Material provided:
+ + + +

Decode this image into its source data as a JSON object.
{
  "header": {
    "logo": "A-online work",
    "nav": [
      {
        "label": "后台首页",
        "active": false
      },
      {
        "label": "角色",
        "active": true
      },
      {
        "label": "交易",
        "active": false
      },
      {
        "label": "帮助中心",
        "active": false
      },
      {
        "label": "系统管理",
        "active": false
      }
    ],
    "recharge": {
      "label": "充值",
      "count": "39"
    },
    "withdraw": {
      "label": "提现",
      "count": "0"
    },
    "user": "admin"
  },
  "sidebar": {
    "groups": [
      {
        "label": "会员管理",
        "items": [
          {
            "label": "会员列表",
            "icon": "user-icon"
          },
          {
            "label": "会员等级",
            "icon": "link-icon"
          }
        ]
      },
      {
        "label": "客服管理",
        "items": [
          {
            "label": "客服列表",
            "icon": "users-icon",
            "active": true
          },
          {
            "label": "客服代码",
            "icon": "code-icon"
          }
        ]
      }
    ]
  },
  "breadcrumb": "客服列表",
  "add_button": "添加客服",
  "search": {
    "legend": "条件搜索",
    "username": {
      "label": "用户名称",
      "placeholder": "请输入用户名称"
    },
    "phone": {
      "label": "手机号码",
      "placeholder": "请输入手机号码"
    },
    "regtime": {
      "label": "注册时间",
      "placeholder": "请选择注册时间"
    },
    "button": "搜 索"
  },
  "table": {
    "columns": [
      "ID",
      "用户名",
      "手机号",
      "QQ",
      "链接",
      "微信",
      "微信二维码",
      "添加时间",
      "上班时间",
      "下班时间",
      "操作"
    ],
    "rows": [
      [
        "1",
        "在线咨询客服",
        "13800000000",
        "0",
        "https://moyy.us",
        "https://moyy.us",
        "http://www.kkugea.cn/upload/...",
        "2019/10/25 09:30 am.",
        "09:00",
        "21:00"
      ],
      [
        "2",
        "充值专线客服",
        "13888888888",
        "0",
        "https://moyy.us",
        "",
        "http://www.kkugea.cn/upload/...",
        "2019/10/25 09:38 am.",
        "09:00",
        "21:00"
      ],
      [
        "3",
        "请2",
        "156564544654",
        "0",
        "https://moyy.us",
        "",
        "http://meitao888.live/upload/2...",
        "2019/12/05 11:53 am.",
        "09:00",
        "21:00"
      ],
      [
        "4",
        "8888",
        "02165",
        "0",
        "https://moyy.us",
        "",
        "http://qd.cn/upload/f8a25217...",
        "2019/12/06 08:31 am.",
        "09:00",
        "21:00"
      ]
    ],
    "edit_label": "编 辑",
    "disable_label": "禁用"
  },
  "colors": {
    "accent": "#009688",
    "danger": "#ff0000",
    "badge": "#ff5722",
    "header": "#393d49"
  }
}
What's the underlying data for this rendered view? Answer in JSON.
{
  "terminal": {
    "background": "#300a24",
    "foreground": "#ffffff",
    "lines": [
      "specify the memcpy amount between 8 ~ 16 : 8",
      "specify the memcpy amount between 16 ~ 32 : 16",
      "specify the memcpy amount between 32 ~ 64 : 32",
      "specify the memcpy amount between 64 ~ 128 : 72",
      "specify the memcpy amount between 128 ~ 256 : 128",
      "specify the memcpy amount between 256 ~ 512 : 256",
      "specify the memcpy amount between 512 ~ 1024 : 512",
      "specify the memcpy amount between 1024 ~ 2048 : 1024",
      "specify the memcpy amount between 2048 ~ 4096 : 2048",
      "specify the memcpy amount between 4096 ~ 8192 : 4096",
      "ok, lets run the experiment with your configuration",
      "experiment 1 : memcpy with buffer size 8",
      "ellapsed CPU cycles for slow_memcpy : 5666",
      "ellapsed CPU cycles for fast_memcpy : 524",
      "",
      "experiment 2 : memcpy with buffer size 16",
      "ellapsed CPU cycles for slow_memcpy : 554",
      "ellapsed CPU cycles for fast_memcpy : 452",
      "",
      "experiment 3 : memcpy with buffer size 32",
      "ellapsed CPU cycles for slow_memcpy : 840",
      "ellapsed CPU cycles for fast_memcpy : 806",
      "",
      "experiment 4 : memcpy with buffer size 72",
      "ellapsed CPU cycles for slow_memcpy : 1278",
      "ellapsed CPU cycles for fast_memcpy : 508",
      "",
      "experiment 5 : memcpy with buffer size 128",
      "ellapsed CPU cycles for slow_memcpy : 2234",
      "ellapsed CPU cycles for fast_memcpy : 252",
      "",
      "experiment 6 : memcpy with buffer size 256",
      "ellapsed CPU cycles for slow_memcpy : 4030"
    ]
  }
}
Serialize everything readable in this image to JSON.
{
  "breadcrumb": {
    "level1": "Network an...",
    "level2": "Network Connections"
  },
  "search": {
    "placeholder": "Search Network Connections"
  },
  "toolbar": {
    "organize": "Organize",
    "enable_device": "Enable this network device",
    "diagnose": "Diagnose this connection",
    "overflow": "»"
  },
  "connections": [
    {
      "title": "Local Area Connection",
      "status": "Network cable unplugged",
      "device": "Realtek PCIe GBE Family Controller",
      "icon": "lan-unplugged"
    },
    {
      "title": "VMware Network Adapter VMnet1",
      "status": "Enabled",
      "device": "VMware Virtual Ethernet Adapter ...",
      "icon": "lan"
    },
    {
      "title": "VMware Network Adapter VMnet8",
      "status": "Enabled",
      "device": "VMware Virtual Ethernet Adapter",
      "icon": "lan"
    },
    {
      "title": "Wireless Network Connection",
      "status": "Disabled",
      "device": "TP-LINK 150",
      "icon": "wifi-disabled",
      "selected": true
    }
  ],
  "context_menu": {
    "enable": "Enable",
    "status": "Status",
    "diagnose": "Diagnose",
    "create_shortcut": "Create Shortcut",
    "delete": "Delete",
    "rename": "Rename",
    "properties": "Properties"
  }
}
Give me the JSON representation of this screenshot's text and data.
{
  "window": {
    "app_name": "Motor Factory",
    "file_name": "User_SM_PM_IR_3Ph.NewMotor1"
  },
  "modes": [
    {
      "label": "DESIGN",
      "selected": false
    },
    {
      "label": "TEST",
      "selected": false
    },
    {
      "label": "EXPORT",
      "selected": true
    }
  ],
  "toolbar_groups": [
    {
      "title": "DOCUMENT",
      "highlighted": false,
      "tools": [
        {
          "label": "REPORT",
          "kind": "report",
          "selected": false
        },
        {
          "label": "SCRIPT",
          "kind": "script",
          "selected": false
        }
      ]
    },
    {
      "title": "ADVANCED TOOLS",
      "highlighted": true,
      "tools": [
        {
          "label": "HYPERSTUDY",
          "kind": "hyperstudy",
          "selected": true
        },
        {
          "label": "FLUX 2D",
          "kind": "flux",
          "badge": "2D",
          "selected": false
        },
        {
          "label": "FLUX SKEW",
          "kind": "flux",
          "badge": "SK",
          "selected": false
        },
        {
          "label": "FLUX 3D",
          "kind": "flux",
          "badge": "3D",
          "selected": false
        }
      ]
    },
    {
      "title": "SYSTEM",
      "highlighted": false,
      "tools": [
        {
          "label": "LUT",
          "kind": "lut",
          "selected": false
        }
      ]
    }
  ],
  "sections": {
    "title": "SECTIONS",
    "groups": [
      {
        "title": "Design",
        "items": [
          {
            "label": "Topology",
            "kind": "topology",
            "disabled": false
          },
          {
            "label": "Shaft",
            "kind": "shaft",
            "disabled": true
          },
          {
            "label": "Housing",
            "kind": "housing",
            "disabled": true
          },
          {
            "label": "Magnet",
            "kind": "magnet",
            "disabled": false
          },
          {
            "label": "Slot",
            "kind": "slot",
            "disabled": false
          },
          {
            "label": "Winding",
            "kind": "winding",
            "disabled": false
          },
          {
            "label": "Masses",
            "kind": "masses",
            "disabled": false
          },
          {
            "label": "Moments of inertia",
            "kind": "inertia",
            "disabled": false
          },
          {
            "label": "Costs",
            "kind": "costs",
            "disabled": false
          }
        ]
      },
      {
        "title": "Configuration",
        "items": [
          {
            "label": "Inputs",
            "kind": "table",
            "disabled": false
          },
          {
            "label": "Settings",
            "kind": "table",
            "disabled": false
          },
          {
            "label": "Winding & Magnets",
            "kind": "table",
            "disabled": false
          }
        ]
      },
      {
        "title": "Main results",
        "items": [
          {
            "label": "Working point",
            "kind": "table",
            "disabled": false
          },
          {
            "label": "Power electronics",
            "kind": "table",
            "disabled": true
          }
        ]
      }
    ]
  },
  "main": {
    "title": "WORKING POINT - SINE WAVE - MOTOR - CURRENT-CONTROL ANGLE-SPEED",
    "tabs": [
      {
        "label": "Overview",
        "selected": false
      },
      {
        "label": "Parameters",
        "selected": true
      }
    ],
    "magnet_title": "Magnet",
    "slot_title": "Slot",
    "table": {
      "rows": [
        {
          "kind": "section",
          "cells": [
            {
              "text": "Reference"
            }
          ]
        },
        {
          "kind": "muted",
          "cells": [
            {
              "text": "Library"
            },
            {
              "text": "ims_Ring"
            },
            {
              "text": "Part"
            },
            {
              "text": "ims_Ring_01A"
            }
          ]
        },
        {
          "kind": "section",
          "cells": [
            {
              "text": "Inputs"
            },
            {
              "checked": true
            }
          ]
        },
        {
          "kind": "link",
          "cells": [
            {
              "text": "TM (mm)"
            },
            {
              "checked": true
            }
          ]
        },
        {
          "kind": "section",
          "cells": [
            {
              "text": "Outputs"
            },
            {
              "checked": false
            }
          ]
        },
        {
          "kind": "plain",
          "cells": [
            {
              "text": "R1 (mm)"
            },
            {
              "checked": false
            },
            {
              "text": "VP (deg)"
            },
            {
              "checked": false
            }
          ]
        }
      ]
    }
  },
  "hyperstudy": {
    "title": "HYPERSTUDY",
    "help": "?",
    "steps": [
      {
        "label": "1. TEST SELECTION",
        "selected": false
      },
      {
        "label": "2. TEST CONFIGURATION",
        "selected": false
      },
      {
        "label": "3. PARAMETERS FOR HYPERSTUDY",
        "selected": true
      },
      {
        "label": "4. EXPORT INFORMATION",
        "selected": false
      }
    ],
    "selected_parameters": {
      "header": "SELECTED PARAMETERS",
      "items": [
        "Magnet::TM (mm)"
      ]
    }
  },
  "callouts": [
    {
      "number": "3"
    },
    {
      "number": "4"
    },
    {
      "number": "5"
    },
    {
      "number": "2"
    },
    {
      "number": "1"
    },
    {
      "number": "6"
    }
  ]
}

+ + + +

Among these entries, how many lines include the string "data"? Reply with the number by itself.

3